>>

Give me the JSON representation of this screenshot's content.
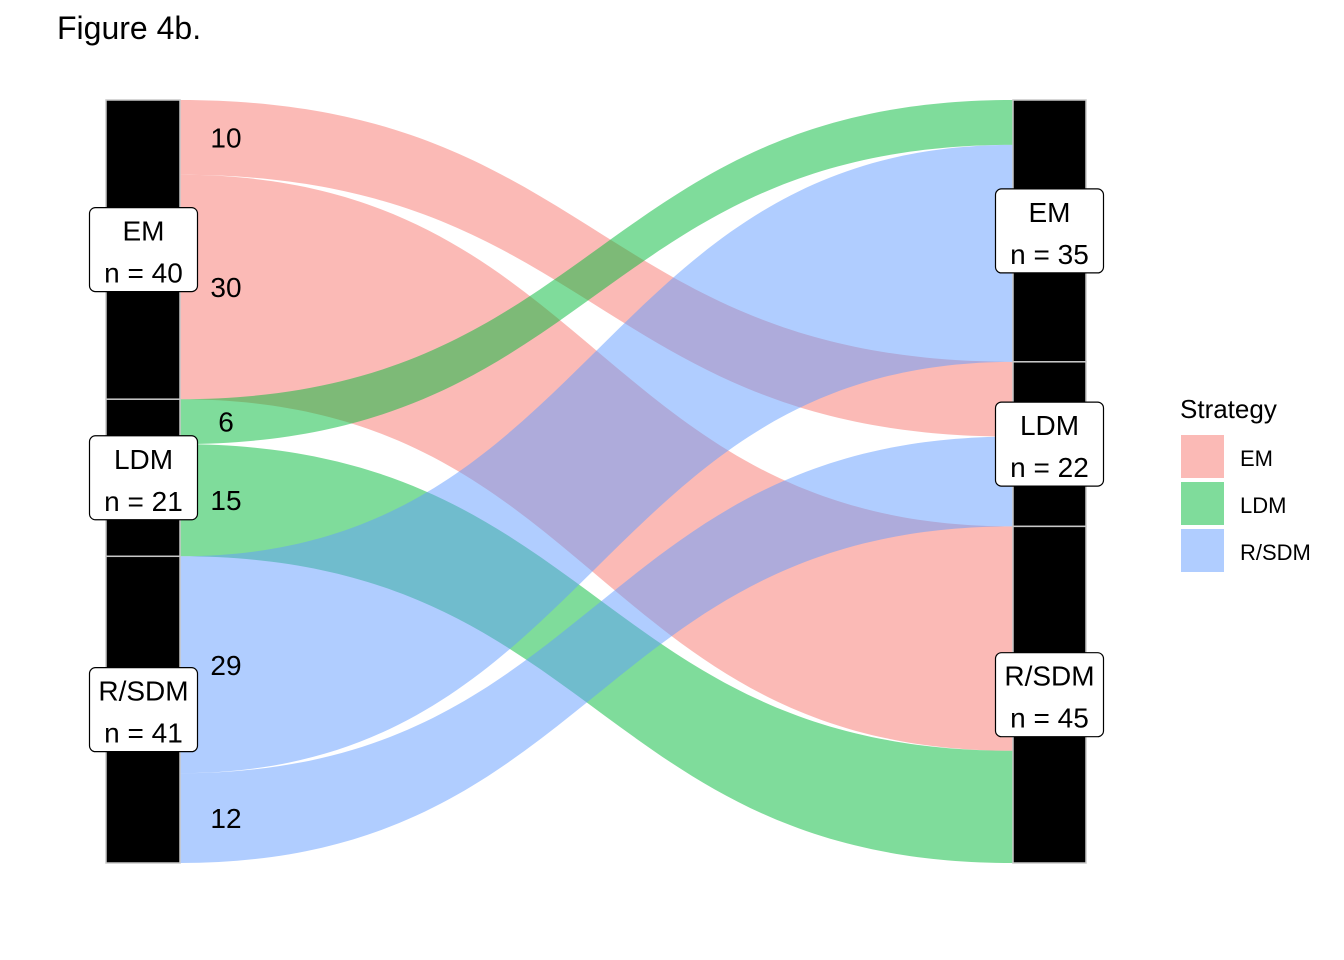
{
  "title": "Figure 4b.",
  "chart_data": {
    "type": "alluvial",
    "strata_left": [
      {
        "name": "EM",
        "n_label": "n = 40",
        "n": 40
      },
      {
        "name": "LDM",
        "n_label": "n = 21",
        "n": 21
      },
      {
        "name": "R/SDM",
        "n_label": "n = 41",
        "n": 41
      }
    ],
    "strata_right": [
      {
        "name": "EM",
        "n_label": "n = 35",
        "n": 35
      },
      {
        "name": "LDM",
        "n_label": "n = 22",
        "n": 22
      },
      {
        "name": "R/SDM",
        "n_label": "n = 45",
        "n": 45
      }
    ],
    "flows": [
      {
        "from": "EM",
        "to": "LDM",
        "value": 10,
        "fill": "EM"
      },
      {
        "from": "EM",
        "to": "R/SDM",
        "value": 30,
        "fill": "EM"
      },
      {
        "from": "LDM",
        "to": "EM",
        "value": 6,
        "fill": "LDM"
      },
      {
        "from": "LDM",
        "to": "R/SDM",
        "value": 15,
        "fill": "LDM"
      },
      {
        "from": "R/SDM",
        "to": "EM",
        "value": 29,
        "fill": "R/SDM"
      },
      {
        "from": "R/SDM",
        "to": "LDM",
        "value": 12,
        "fill": "R/SDM"
      }
    ],
    "flow_labels": [
      "10",
      "30",
      "6",
      "15",
      "29",
      "12"
    ],
    "legend": {
      "title": "Strategy",
      "placement": "right",
      "items": [
        {
          "label": "EM",
          "color": "#F8766D"
        },
        {
          "label": "LDM",
          "color": "#00BA38"
        },
        {
          "label": "R/SDM",
          "color": "#619CFF"
        }
      ]
    },
    "colors": {
      "EM": "#F8766D",
      "LDM": "#00BA38",
      "R/SDM": "#619CFF",
      "stratum": "#000000"
    }
  }
}
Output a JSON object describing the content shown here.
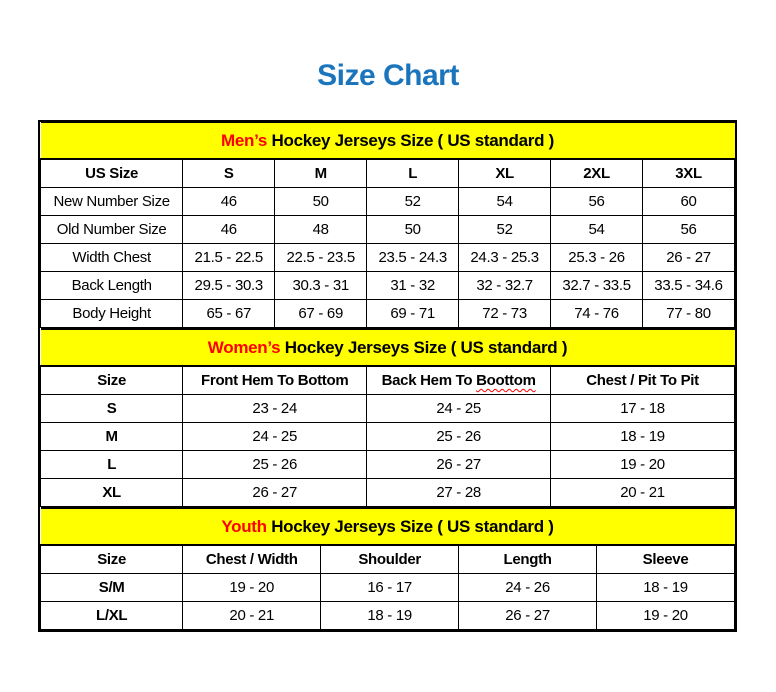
{
  "page": {
    "title": "Size Chart",
    "colors": {
      "title_blue": "#1B75BC",
      "section_header_yellow": "#FFFF00",
      "accent_red": "#FF0000",
      "border_black": "#000000",
      "background": "#FFFFFF"
    }
  },
  "tables": [
    {
      "id": "mens",
      "title_highlight": "Men’s",
      "title_rest": "Hockey Jerseys Size ( US standard )",
      "columns": [
        "US Size",
        "S",
        "M",
        "L",
        "XL",
        "2XL",
        "3XL"
      ],
      "rows": [
        {
          "label": "New Number Size",
          "values": [
            "46",
            "50",
            "52",
            "54",
            "56",
            "60"
          ]
        },
        {
          "label": "Old Number Size",
          "values": [
            "46",
            "48",
            "50",
            "52",
            "54",
            "56"
          ]
        },
        {
          "label": "Width Chest",
          "values": [
            "21.5 - 22.5",
            "22.5 - 23.5",
            "23.5 - 24.3",
            "24.3 - 25.3",
            "25.3 - 26",
            "26 - 27"
          ]
        },
        {
          "label": "Back Length",
          "values": [
            "29.5 - 30.3",
            "30.3 - 31",
            "31 - 32",
            "32 - 32.7",
            "32.7 - 33.5",
            "33.5 - 34.6"
          ]
        },
        {
          "label": "Body Height",
          "values": [
            "65 - 67",
            "67 - 69",
            "69 - 71",
            "72 - 73",
            "74 - 76",
            "77 - 80"
          ]
        }
      ]
    },
    {
      "id": "womens",
      "title_highlight": "Women’s",
      "title_rest": "Hockey Jerseys Size ( US standard )",
      "columns": [
        "Size",
        "Front Hem To Bottom",
        "Back Hem To Boottom",
        "Chest / Pit To Pit"
      ],
      "misspelled": {
        "column_index": 2,
        "text_before": "Back Hem To ",
        "misspelled_word": "Boottom"
      },
      "rows": [
        {
          "label": "S",
          "values": [
            "23 - 24",
            "24 - 25",
            "17 - 18"
          ]
        },
        {
          "label": "M",
          "values": [
            "24 - 25",
            "25 - 26",
            "18 - 19"
          ]
        },
        {
          "label": "L",
          "values": [
            "25 - 26",
            "26 - 27",
            "19 - 20"
          ]
        },
        {
          "label": "XL",
          "values": [
            "26 - 27",
            "27 - 28",
            "20 - 21"
          ]
        }
      ]
    },
    {
      "id": "youth",
      "title_highlight": "Youth",
      "title_rest": "Hockey Jerseys Size ( US standard )",
      "columns": [
        "Size",
        "Chest / Width",
        "Shoulder",
        "Length",
        "Sleeve"
      ],
      "rows": [
        {
          "label": "S/M",
          "values": [
            "19 - 20",
            "16 - 17",
            "24 - 26",
            "18 - 19"
          ]
        },
        {
          "label": "L/XL",
          "values": [
            "20 - 21",
            "18 - 19",
            "26 - 27",
            "19 - 20"
          ]
        }
      ]
    }
  ]
}
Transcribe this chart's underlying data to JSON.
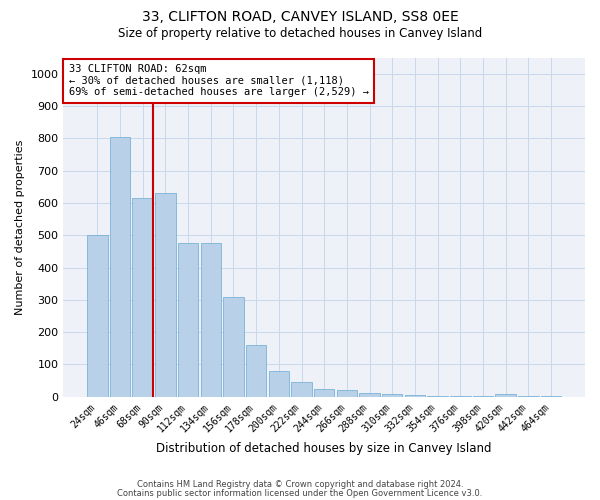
{
  "title_line1": "33, CLIFTON ROAD, CANVEY ISLAND, SS8 0EE",
  "title_line2": "Size of property relative to detached houses in Canvey Island",
  "xlabel": "Distribution of detached houses by size in Canvey Island",
  "ylabel": "Number of detached properties",
  "bar_color": "#b8d0e8",
  "bar_edge_color": "#6aaad4",
  "grid_color": "#c8d8ea",
  "background_color": "#eef2f8",
  "annotation_box_color": "#cc0000",
  "annotation_text": "33 CLIFTON ROAD: 62sqm\n← 30% of detached houses are smaller (1,118)\n69% of semi-detached houses are larger (2,529) →",
  "vline_color": "#cc0000",
  "categories": [
    "24sqm",
    "46sqm",
    "68sqm",
    "90sqm",
    "112sqm",
    "134sqm",
    "156sqm",
    "178sqm",
    "200sqm",
    "222sqm",
    "244sqm",
    "266sqm",
    "288sqm",
    "310sqm",
    "332sqm",
    "354sqm",
    "376sqm",
    "398sqm",
    "420sqm",
    "442sqm",
    "464sqm"
  ],
  "values": [
    500,
    805,
    615,
    630,
    475,
    475,
    310,
    160,
    80,
    47,
    25,
    22,
    13,
    10,
    5,
    4,
    3,
    3,
    10,
    2,
    2
  ],
  "ylim": [
    0,
    1050
  ],
  "yticks": [
    0,
    100,
    200,
    300,
    400,
    500,
    600,
    700,
    800,
    900,
    1000
  ],
  "footnote_line1": "Contains HM Land Registry data © Crown copyright and database right 2024.",
  "footnote_line2": "Contains public sector information licensed under the Open Government Licence v3.0.",
  "figsize": [
    6.0,
    5.0
  ],
  "dpi": 100
}
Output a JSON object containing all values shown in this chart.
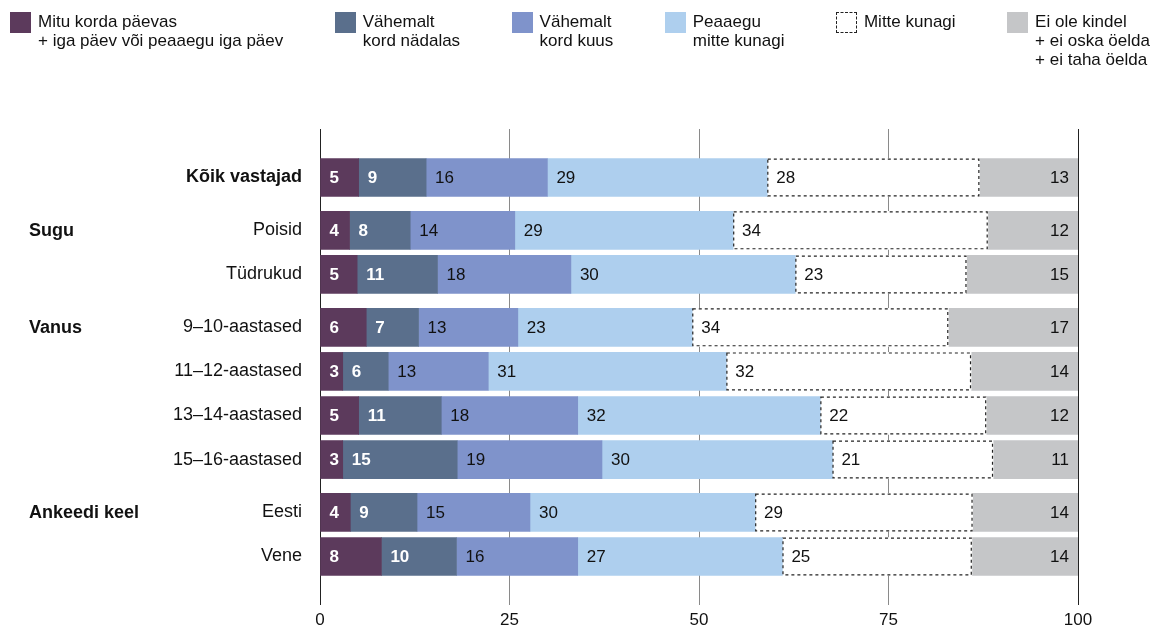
{
  "chart_data": {
    "type": "bar",
    "orientation": "horizontal",
    "stacked": true,
    "categories": [
      "Kõik vastajad",
      "Poisid",
      "Tüdrukud",
      "9–10-aastased",
      "11–12-aastased",
      "13–14-aastased",
      "15–16-aastased",
      "Eesti",
      "Vene"
    ],
    "series": [
      {
        "name": "Mitu korda päevas\n+ iga päev või peaaegu iga päev",
        "color": "#5c3a5c",
        "values": [
          5.1,
          3.9,
          4.9,
          6.1,
          3.0,
          5.1,
          3.0,
          4.0,
          8.1
        ],
        "value_labels": [
          "5",
          "4",
          "5",
          "6",
          "3",
          "5",
          "3",
          "4",
          "8"
        ]
      },
      {
        "name": "Vähemalt\nkord nädalas",
        "color": "#5a6f8c",
        "values": [
          8.9,
          8.0,
          10.6,
          6.9,
          6.0,
          10.9,
          15.1,
          8.8,
          9.9
        ],
        "value_labels": [
          "9",
          "8",
          "11",
          "7",
          "6",
          "11",
          "15",
          "9",
          "10"
        ]
      },
      {
        "name": "Vähemalt\nkord kuus",
        "color": "#7f93cb",
        "values": [
          16.0,
          13.8,
          17.6,
          13.1,
          13.2,
          18.0,
          19.1,
          14.9,
          16.0
        ],
        "value_labels": [
          "16",
          "14",
          "18",
          "13",
          "13",
          "18",
          "19",
          "15",
          "16"
        ]
      },
      {
        "name": "Peaaegu\nmitte kunagi",
        "color": "#aecfee",
        "values": [
          29.0,
          28.8,
          29.6,
          23.0,
          31.4,
          32.0,
          30.4,
          29.7,
          27.0
        ],
        "value_labels": [
          "29",
          "29",
          "30",
          "23",
          "31",
          "32",
          "30",
          "30",
          "27"
        ]
      },
      {
        "name": "Mitte kunagi",
        "color": "#ffffff",
        "line_style": "dashed",
        "values": [
          28.0,
          33.6,
          22.6,
          33.8,
          32.3,
          21.9,
          21.2,
          28.7,
          25.0
        ],
        "value_labels": [
          "28",
          "34",
          "23",
          "34",
          "32",
          "22",
          "21",
          "29",
          "25"
        ]
      },
      {
        "name": "Ei ole kindel\n+ ei oska öelda\n+ ei taha öelda",
        "color": "#c5c6c8",
        "values": [
          13.0,
          11.9,
          14.7,
          17.1,
          14.1,
          12.1,
          11.2,
          13.9,
          14.0
        ],
        "value_labels": [
          "13",
          "12",
          "15",
          "17",
          "14",
          "12",
          "11",
          "14",
          "14"
        ]
      }
    ],
    "xlim": [
      0,
      100
    ],
    "xticks": [
      0,
      25,
      50,
      75,
      100
    ],
    "grid": "x",
    "legend": "top",
    "annotations": [
      "Sugu",
      "Vanus",
      "Ankeedi keel"
    ]
  }
}
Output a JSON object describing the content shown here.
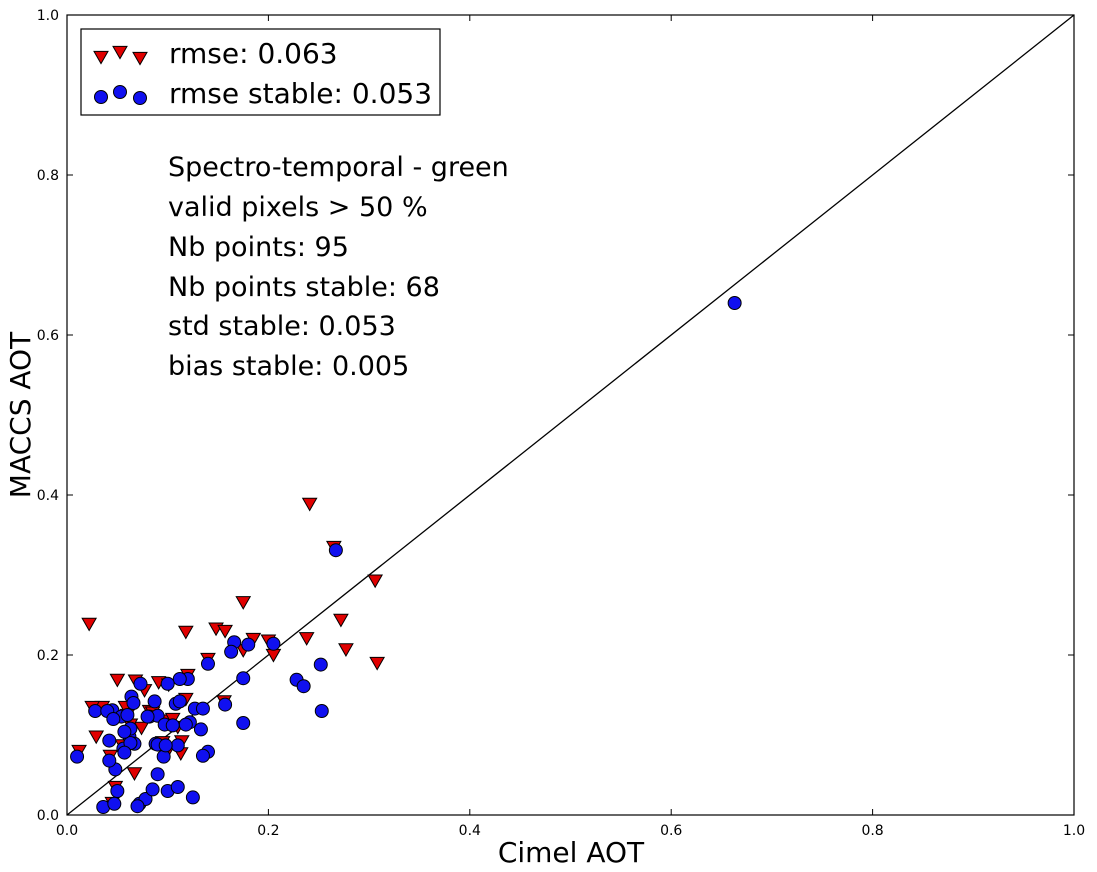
{
  "chart_data": {
    "type": "scatter",
    "title": "",
    "xlabel": "Cimel AOT",
    "ylabel": "MACCS AOT",
    "xlim": [
      0.0,
      1.0
    ],
    "ylim": [
      0.0,
      1.0
    ],
    "xticks": [
      "0.0",
      "0.2",
      "0.4",
      "0.6",
      "0.8",
      "1.0"
    ],
    "yticks": [
      "0.0",
      "0.2",
      "0.4",
      "0.6",
      "0.8",
      "1.0"
    ],
    "grid": false,
    "legend_position": "top-left",
    "reference_line": {
      "x": [
        0.0,
        1.0
      ],
      "y": [
        0.0,
        1.0
      ],
      "color": "#000000"
    },
    "legend": [
      {
        "label": "rmse: 0.063",
        "marker": "triangle-down",
        "color": "#e00000"
      },
      {
        "label": "rmse stable: 0.053",
        "marker": "circle",
        "color": "#1010f0"
      }
    ],
    "annotations": [
      "Spectro-temporal - green",
      "valid pixels > 50 %",
      "Nb points: 95",
      "Nb points stable: 68",
      "std stable: 0.053",
      "bias stable: 0.005"
    ],
    "series": [
      {
        "name": "rmse: 0.063",
        "marker": "triangle-down",
        "color": "#e00000",
        "x": [
          0.022,
          0.029,
          0.05,
          0.067,
          0.077,
          0.074,
          0.091,
          0.101,
          0.11,
          0.113,
          0.118,
          0.148,
          0.157,
          0.175,
          0.175,
          0.185,
          0.205,
          0.238,
          0.241,
          0.272,
          0.277,
          0.306,
          0.308,
          0.265,
          0.035,
          0.06,
          0.045,
          0.096,
          0.12,
          0.14,
          0.012,
          0.048,
          0.06,
          0.095,
          0.063,
          0.082,
          0.105,
          0.055,
          0.2,
          0.068,
          0.118,
          0.043,
          0.058,
          0.085,
          0.114,
          0.025,
          0.156,
          0.1
        ],
        "y": [
          0.239,
          0.098,
          0.169,
          0.052,
          0.156,
          0.109,
          0.166,
          0.163,
          0.11,
          0.077,
          0.229,
          0.233,
          0.23,
          0.266,
          0.206,
          0.22,
          0.2,
          0.221,
          0.389,
          0.244,
          0.207,
          0.293,
          0.19,
          0.335,
          0.135,
          0.125,
          0.015,
          0.118,
          0.175,
          0.195,
          0.08,
          0.035,
          0.098,
          0.091,
          0.113,
          0.13,
          0.12,
          0.087,
          0.218,
          0.168,
          0.145,
          0.074,
          0.135,
          0.128,
          0.092,
          0.135,
          0.142,
          0.08
        ]
      },
      {
        "name": "rmse stable: 0.053",
        "marker": "circle",
        "color": "#1010f0",
        "x": [
          0.663,
          0.267,
          0.253,
          0.205,
          0.166,
          0.175,
          0.14,
          0.12,
          0.112,
          0.1,
          0.087,
          0.073,
          0.064,
          0.045,
          0.028,
          0.04,
          0.054,
          0.06,
          0.066,
          0.082,
          0.09,
          0.108,
          0.112,
          0.127,
          0.135,
          0.157,
          0.163,
          0.18,
          0.228,
          0.235,
          0.252,
          0.14,
          0.135,
          0.122,
          0.11,
          0.096,
          0.088,
          0.08,
          0.062,
          0.056,
          0.048,
          0.042,
          0.05,
          0.072,
          0.078,
          0.09,
          0.1,
          0.11,
          0.125,
          0.175,
          0.01,
          0.036,
          0.042,
          0.047,
          0.063,
          0.067,
          0.085,
          0.097,
          0.118,
          0.133,
          0.09,
          0.098,
          0.07,
          0.063,
          0.057,
          0.057,
          0.046,
          0.105
        ],
        "y": [
          0.64,
          0.331,
          0.13,
          0.214,
          0.216,
          0.171,
          0.189,
          0.17,
          0.17,
          0.164,
          0.142,
          0.164,
          0.148,
          0.131,
          0.13,
          0.13,
          0.123,
          0.125,
          0.14,
          0.123,
          0.124,
          0.139,
          0.142,
          0.133,
          0.133,
          0.138,
          0.204,
          0.213,
          0.169,
          0.161,
          0.188,
          0.079,
          0.074,
          0.116,
          0.087,
          0.073,
          0.089,
          0.123,
          0.098,
          0.083,
          0.057,
          0.068,
          0.03,
          0.014,
          0.02,
          0.051,
          0.03,
          0.035,
          0.022,
          0.115,
          0.073,
          0.01,
          0.093,
          0.014,
          0.108,
          0.089,
          0.032,
          0.113,
          0.113,
          0.107,
          0.088,
          0.087,
          0.011,
          0.09,
          0.078,
          0.104,
          0.12,
          0.112
        ]
      }
    ]
  }
}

<<

**What to produce**
Some lines of the data above may hold the word "nkord"; report how many do, and nothing else.

**Solution to the exercise**
2